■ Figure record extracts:
+===+

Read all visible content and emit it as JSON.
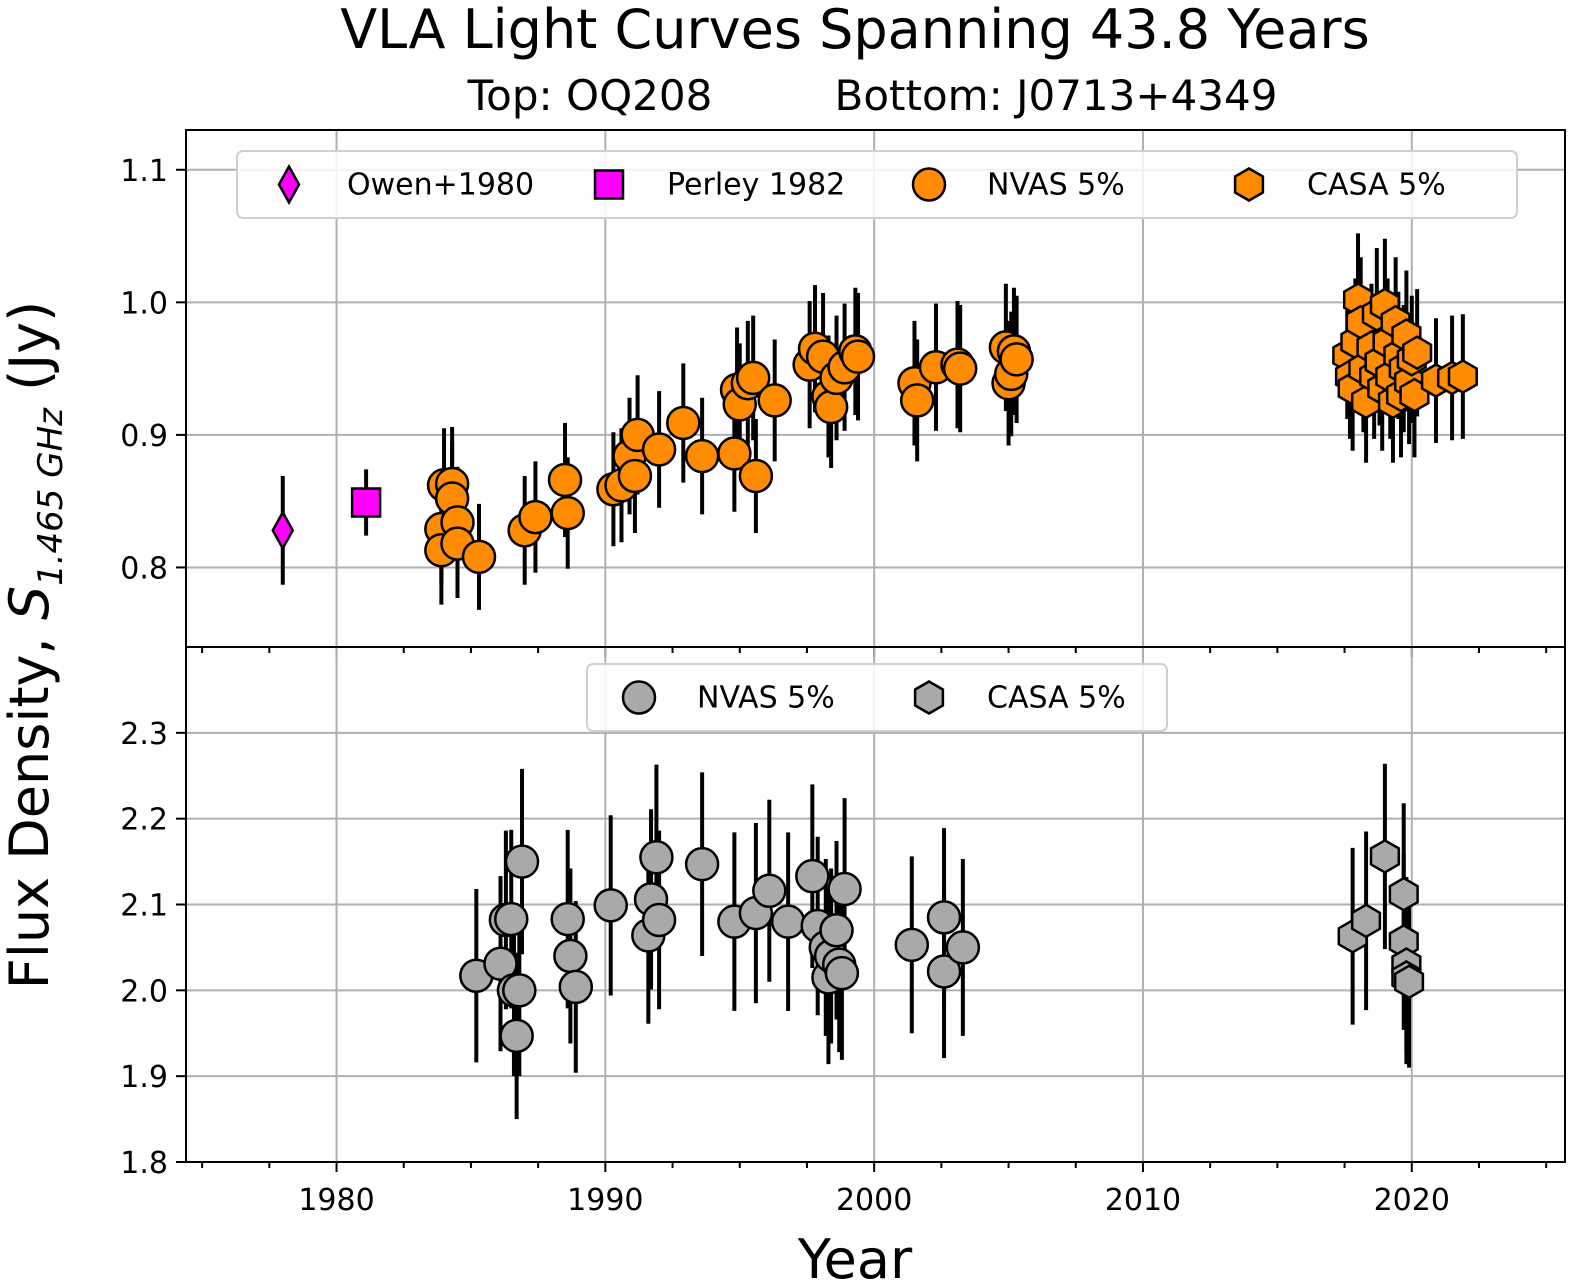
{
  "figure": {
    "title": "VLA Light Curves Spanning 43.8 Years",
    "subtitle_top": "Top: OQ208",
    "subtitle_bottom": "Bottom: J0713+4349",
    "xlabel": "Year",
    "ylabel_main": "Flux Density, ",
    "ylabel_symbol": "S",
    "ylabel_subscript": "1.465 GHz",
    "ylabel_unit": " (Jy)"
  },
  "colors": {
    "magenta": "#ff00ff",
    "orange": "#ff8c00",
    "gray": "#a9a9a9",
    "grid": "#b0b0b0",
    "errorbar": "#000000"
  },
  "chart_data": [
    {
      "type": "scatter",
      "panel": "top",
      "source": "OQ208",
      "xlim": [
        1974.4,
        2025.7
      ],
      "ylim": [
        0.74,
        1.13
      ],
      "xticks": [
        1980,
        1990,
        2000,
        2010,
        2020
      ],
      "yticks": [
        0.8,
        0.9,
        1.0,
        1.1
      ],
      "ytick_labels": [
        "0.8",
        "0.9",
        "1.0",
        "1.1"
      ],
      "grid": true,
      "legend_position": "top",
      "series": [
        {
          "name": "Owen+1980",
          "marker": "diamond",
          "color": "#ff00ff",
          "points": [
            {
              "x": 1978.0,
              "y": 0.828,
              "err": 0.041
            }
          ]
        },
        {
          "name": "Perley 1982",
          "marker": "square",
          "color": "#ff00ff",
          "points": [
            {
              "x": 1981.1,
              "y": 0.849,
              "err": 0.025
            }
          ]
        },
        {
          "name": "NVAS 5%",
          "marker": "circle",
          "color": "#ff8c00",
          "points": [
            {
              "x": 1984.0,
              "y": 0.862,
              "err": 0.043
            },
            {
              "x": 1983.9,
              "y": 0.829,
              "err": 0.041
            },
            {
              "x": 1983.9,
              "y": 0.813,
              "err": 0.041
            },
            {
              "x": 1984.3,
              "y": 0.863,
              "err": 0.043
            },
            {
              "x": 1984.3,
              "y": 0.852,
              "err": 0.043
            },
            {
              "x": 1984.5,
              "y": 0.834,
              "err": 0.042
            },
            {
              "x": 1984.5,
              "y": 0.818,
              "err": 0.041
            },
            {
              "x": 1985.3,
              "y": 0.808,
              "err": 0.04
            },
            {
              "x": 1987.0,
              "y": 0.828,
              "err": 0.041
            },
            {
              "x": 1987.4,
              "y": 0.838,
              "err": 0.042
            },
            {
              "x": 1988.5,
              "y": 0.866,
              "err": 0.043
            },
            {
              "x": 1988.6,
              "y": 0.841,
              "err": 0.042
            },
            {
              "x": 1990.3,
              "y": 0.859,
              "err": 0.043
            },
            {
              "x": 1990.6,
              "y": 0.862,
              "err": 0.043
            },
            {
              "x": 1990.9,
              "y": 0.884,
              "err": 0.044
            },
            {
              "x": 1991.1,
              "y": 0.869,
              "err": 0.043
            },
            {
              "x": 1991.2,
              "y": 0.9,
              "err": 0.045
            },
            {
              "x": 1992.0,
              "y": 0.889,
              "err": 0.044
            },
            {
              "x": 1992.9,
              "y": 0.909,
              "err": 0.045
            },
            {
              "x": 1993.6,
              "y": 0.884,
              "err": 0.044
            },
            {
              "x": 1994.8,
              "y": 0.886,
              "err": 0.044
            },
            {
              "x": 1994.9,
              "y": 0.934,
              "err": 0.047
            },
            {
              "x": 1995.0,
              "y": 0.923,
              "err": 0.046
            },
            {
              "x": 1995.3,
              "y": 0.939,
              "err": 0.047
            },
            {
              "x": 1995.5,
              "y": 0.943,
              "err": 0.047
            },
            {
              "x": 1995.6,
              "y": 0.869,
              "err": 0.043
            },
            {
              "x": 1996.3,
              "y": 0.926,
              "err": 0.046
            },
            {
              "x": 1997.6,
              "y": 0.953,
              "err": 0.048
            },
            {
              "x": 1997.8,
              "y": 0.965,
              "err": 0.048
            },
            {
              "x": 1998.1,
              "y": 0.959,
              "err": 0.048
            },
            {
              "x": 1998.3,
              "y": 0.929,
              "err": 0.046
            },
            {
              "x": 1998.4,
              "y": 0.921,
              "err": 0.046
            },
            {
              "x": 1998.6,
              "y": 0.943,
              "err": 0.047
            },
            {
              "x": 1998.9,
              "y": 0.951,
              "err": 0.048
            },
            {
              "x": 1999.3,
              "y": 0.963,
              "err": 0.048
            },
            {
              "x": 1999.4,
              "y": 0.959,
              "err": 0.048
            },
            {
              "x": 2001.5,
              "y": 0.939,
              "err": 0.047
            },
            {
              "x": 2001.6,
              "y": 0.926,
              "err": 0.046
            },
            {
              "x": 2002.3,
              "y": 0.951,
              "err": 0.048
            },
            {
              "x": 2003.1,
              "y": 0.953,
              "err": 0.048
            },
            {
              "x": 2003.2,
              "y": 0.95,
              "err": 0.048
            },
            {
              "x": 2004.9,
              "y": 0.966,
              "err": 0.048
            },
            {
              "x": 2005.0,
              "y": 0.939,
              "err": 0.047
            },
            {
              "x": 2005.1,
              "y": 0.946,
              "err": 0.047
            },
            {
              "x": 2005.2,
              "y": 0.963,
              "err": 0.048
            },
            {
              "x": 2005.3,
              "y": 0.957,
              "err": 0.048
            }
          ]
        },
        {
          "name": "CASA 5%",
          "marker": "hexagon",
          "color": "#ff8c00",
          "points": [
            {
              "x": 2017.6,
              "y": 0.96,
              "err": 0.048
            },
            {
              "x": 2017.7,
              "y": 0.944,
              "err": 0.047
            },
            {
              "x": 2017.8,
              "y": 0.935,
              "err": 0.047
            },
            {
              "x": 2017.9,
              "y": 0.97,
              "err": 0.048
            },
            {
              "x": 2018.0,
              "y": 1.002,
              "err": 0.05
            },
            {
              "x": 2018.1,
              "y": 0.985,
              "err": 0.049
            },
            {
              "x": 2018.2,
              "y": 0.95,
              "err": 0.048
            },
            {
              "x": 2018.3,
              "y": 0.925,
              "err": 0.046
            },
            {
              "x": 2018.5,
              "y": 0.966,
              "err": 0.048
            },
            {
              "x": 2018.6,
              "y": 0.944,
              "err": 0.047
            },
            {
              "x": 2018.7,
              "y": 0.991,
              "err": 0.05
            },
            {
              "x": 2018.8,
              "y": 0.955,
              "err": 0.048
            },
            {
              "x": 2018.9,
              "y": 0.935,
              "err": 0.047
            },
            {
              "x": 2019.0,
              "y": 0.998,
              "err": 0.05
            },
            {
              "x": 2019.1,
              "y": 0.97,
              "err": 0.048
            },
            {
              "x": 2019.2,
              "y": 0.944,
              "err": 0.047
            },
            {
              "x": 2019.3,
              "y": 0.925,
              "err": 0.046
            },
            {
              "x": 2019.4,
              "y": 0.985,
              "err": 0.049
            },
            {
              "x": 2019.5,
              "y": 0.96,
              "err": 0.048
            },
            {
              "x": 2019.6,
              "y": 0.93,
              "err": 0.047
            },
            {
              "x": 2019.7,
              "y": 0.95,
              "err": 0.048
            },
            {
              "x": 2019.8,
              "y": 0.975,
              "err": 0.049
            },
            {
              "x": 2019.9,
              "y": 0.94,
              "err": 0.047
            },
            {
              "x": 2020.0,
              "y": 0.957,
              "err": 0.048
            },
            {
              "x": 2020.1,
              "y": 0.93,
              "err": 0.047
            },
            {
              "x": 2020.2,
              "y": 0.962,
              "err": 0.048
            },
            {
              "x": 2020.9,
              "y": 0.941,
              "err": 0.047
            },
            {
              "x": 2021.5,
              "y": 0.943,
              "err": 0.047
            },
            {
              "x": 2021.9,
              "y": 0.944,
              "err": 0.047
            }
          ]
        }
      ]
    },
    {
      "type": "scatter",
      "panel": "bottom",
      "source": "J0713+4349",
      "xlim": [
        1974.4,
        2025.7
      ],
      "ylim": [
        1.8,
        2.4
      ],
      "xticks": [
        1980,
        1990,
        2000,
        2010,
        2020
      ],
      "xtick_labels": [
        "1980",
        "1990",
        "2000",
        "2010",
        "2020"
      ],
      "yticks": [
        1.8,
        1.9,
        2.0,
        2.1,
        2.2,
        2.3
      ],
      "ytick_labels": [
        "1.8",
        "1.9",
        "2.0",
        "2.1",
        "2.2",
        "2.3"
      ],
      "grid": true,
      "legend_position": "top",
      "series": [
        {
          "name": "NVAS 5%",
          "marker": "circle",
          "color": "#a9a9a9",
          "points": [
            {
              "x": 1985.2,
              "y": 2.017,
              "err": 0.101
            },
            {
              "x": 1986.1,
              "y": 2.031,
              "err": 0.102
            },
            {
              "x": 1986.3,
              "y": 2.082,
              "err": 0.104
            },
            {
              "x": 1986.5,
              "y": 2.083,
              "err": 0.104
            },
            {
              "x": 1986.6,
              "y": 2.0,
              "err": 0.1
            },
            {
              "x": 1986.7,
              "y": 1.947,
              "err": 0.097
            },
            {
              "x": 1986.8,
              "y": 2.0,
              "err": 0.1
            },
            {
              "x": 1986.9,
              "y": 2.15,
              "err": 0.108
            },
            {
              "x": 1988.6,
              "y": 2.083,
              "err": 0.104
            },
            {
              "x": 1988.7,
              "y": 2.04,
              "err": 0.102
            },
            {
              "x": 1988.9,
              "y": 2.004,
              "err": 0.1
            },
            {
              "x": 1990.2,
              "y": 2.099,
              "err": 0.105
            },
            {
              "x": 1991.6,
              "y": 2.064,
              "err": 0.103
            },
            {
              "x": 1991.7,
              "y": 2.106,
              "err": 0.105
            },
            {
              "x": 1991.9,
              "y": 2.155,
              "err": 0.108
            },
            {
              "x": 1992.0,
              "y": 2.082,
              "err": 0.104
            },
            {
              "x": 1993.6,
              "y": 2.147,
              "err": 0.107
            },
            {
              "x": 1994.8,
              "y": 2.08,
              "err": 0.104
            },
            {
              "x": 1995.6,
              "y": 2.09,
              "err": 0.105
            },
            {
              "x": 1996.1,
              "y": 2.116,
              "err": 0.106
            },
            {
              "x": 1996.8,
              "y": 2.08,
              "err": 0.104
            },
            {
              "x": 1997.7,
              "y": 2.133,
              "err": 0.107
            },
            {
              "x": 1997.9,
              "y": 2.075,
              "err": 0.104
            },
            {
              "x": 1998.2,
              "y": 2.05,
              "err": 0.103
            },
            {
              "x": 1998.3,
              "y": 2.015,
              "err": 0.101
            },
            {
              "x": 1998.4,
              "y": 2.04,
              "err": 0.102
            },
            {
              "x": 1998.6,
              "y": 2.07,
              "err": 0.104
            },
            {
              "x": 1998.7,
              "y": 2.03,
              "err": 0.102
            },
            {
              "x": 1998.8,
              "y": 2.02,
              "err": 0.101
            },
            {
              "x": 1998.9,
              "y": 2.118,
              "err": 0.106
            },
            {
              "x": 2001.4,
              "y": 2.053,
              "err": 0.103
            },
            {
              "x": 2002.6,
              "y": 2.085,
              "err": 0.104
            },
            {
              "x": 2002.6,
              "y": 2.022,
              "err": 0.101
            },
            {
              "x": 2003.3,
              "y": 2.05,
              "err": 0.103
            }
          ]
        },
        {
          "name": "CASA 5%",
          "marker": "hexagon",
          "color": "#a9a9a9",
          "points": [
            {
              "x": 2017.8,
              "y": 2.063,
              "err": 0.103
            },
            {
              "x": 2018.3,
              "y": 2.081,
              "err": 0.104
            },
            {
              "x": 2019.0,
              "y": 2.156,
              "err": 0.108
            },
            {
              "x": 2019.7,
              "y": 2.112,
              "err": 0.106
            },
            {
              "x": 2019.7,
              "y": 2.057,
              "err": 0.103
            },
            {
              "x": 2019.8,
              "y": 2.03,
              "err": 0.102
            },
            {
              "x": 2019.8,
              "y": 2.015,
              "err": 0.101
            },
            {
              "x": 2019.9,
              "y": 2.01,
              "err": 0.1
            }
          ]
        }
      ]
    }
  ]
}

+===+

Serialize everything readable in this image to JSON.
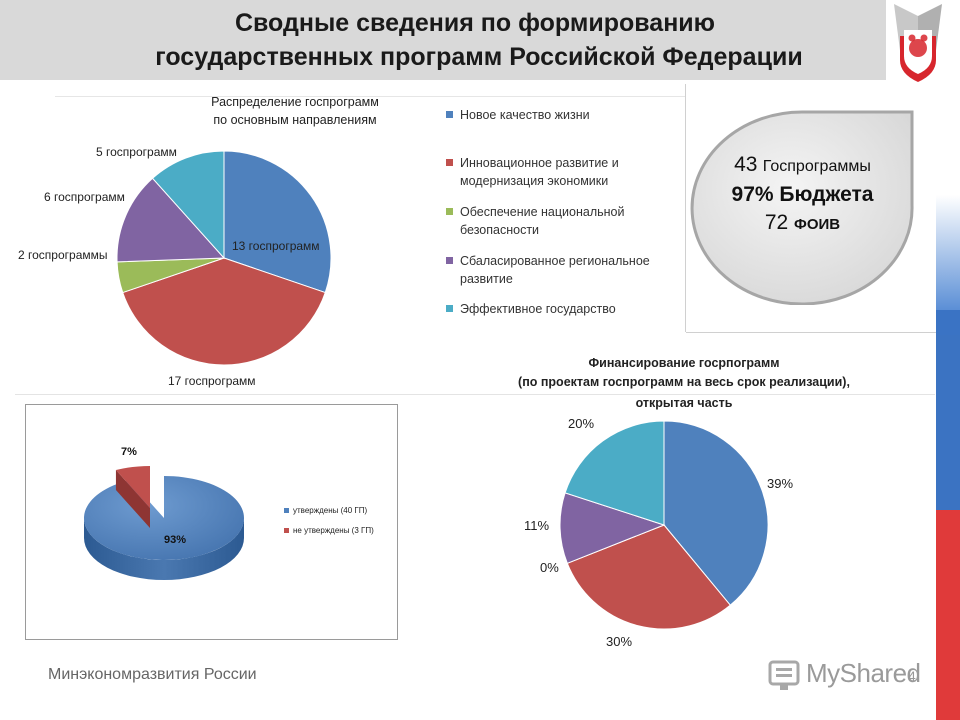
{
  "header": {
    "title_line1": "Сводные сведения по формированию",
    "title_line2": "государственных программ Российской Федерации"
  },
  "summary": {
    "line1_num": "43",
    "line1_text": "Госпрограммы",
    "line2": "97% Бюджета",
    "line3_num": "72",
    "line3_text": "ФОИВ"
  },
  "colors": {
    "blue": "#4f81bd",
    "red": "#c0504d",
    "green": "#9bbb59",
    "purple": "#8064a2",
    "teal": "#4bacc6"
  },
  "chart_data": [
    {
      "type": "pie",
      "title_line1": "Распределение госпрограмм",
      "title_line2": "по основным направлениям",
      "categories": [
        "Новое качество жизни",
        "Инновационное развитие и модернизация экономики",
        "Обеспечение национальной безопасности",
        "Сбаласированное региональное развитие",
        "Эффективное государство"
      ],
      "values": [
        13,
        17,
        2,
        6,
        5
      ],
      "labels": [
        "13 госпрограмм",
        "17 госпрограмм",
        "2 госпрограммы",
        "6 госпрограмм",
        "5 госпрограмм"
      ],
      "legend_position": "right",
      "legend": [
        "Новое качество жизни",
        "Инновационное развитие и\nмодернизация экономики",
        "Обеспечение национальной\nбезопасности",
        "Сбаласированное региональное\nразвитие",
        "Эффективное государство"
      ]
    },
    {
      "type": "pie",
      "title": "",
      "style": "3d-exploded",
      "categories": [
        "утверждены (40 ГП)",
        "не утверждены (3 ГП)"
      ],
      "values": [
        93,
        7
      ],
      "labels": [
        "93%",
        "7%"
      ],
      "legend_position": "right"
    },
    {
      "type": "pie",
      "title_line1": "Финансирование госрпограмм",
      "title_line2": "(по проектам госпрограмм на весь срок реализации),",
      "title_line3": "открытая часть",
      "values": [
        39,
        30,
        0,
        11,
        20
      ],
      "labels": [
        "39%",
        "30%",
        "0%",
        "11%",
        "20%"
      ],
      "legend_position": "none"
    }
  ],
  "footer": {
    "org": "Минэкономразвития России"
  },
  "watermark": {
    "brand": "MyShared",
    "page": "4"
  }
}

+===+

■ SHORT PROBLEM:
Look for "Обеспечение" and pull out every line that has it.

■ SOLUTION TO THE EXERCISE:
        "Обеспечение национальной безопасности",
        "Обеспечение национальной\nбезопасности",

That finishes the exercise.